[START Supplied data]

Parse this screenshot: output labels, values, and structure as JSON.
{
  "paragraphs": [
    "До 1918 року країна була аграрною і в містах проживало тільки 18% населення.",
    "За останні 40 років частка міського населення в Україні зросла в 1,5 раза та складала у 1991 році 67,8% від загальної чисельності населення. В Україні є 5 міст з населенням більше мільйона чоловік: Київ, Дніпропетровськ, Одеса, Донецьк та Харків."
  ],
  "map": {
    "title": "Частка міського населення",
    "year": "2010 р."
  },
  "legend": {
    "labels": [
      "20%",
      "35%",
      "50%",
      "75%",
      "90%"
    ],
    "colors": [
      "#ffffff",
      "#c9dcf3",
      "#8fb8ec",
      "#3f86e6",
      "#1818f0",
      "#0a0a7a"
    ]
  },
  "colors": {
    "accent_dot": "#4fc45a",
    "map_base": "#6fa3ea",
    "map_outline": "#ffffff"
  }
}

[END Supplied data]

**Objective:**
Tell how many lines include "населення". The number is the whole answer.

**Right answer:**
3